# TEXT EXTRACT start
John says he wants to get in everyone's requests "while you're still here" and launches into "Blue Chalk" from "Between 5&7" ("because it was my sixth album"). It's about some of John's friends who "made bad choices."
Next he does "Let Them In," a poem set to music by John that was recorded by David Wilcox and a cover of Townes Van Zandt's "Snow Don't Fall."
You don't often do covers.
I do covers to honor the people who inspired me and the people that should be heard if they haven't been. A lot of these songs are older songs, like the Townes Van Zandt song. Michael Smith's "The Dutchman" is one of my favorite songs ever, it needs to be heard.
"She's That Kind of Mystery" is a highlight of the CD. Talk about Bill Morrisey.
He was just a great guy, a great artist, and a great person to be around. He was always very funny and very smart and we miss him, so I wanted him to be on this record. Yeah… it's a great song.
You're pretty faithful to Morrisey's original version, even with the female voice tracking the main vocal.
I wanted Amelia to sing on that because she was close to Bill. She couldn't come to the celebration of Bill's music we had in the Summerville Theater in 2011. She came up with multiple parts. It was nicely done.
First met him in 1979. Russ Rentler and I opened for him at the Godfrey Daniels Coffeehouse as the Razzi-Dazzi Brothers, a sub-group of the Razzi-Dazzi Spasm Band.
At the Godfrey Daniel, I would read about the people that were coming there and sometimes they'd let me open for the ones who seemed interesting, mostly the singers/songwriters.
And Jack came in and most of what he performed that night had been written in the previous eighteen months or so. He kept himself on the schedule where he'd write a song every week. I knew that novelists would sit down every day and write a chapter a day or a certain number of words. I didn't know that songwriters could do that; I thought they waited for the inspiration to strike. But Jack said, "No, that's a copout. If you work at it you'll be kind of exercising the writing muscles. Even if you throw out three quarters of what you do, you'll get better faster by working at it."
# TEXT EXTRACT end
# DATA PROVIDED start
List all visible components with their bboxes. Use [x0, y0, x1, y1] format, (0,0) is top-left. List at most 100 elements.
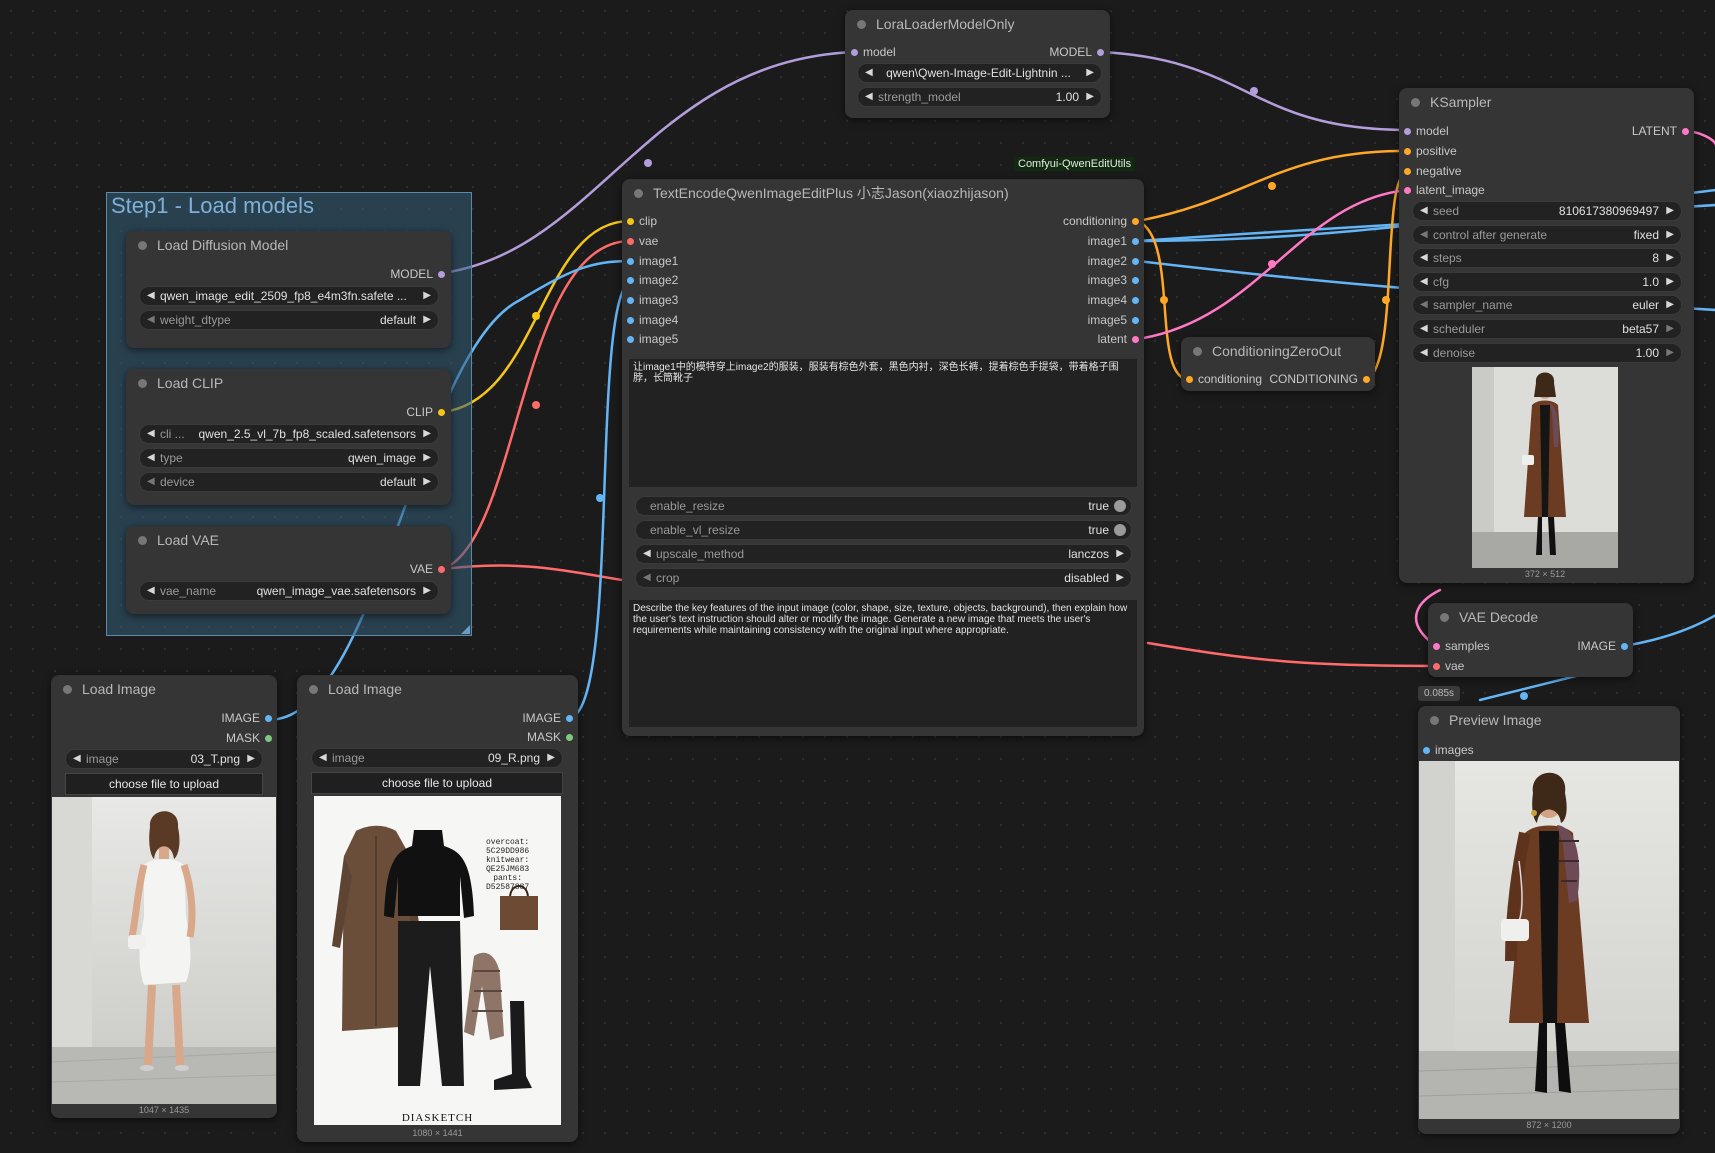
# DATA PROVIDED end
■ TASK PROMPT:
Copy out the interview excerpt above on covers and songwriting word for word, from start to finish.

■ FINISHED TASK:
John says he wants to get in everyone's requests "while you're still here" and launches into "Blue Chalk" from "Between 5&7" ("because it was my sixth album"). It's about some of John's friends who "made bad choices."
Next he does "Let Them In," a poem set to music by John that was recorded by David Wilcox and a cover of Townes Van Zandt's "Snow Don't Fall."
You don't often do covers.
I do covers to honor the people who inspired me and the people that should be heard if they haven't been. A lot of these songs are older songs, like the Townes Van Zandt song. Michael Smith's "The Dutchman" is one of my favorite songs ever, it needs to be heard.
"She's That Kind of Mystery" is a highlight of the CD. Talk about Bill Morrisey.
He was just a great guy, a great artist, and a great person to be around. He was always very funny and very smart and we miss him, so I wanted him to be on this record. Yeah… it's a great song.
You're pretty faithful to Morrisey's original version, even with the female voice tracking the main vocal.
I wanted Amelia to sing on that because she was close to Bill. She couldn't come to the celebration of Bill's music we had in the Summerville Theater in 2011. She came up with multiple parts. It was nicely done.
First met him in 1979. Russ Rentler and I opened for him at the Godfrey Daniels Coffeehouse as the Razzi-Dazzi Brothers, a sub-group of the Razzi-Dazzi Spasm Band.
At the Godfrey Daniel, I would read about the people that were coming there and sometimes they'd let me open for the ones who seemed interesting, mostly the singers/songwriters.
And Jack came in and most of what he performed that night had been written in the previous eighteen months or so. He kept himself on the schedule where he'd write a song every week. I knew that novelists would sit down every day and write a chapter a day or a certain number of words. I didn't know that songwriters could do that; I thought they waited for the inspiration to strike. But Jack said, "No, that's a copout. If you work at it you'll be kind of exercising the writing muscles. Even if you throw out three quarters of what you do, you'll get better faster by working at it."